**WHAT TO DO:** Beginning with the line where "Convert this screenshot" appears, repeat every remaining line of the entries exactly, the last line included.

§ §

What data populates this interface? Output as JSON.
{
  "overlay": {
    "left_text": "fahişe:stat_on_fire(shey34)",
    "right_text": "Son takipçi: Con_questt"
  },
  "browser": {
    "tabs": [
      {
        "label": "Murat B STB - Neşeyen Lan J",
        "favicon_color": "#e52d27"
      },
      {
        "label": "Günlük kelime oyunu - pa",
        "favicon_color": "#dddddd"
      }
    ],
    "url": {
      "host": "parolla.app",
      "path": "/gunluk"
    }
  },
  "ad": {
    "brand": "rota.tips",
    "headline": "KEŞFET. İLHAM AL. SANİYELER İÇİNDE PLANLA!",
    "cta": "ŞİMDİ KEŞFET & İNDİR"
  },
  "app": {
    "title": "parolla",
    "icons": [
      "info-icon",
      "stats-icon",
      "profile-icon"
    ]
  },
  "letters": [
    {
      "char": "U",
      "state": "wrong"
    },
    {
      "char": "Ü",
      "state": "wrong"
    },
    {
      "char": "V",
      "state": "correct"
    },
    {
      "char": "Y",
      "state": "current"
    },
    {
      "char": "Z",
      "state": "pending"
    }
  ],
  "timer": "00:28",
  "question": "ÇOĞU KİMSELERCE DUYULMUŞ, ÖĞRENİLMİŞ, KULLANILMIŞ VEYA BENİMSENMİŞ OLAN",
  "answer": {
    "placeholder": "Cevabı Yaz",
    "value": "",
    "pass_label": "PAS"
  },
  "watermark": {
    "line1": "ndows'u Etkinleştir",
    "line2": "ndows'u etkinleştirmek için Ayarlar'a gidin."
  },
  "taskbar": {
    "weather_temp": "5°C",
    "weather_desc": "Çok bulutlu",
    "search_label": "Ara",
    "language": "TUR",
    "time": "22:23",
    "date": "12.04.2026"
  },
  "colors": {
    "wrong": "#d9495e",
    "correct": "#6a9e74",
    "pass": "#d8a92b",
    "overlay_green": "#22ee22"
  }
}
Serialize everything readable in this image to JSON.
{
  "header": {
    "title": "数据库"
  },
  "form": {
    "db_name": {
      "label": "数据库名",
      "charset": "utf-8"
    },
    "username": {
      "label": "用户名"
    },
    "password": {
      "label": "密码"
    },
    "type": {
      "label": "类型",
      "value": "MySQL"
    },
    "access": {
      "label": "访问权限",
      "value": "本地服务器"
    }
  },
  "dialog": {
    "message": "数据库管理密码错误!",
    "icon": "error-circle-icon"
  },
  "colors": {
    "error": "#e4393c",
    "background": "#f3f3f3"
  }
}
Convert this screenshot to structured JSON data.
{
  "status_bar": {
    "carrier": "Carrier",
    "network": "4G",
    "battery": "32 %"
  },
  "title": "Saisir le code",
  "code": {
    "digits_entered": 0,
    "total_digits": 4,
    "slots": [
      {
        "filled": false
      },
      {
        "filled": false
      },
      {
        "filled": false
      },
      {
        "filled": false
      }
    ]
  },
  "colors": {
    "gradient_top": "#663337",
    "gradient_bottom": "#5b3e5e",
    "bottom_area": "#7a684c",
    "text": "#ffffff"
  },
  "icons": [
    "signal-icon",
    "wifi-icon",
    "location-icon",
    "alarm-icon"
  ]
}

§ §

**RESPONSE BELOW:**
Convert this screenshot to structured JSON data.
{
  "status_bar": {
    "carrier": "Carrier",
    "network": "4G",
    "battery": "32 %"
  },
  "title": "Saisir le code",
  "code": {
    "digits_entered": 0,
    "total_digits": 4,
    "slots": [
      {
        "filled": false
      },
      {
        "filled": false
      },
      {
        "filled": false
      },
      {
        "filled": false
      }
    ]
  },
  "colors": {
    "gradient_top": "#663337",
    "gradient_bottom": "#5b3e5e",
    "bottom_area": "#7a684c",
    "text": "#ffffff"
  },
  "icons": [
    "signal-icon",
    "wifi-icon",
    "location-icon",
    "alarm-icon"
  ]
}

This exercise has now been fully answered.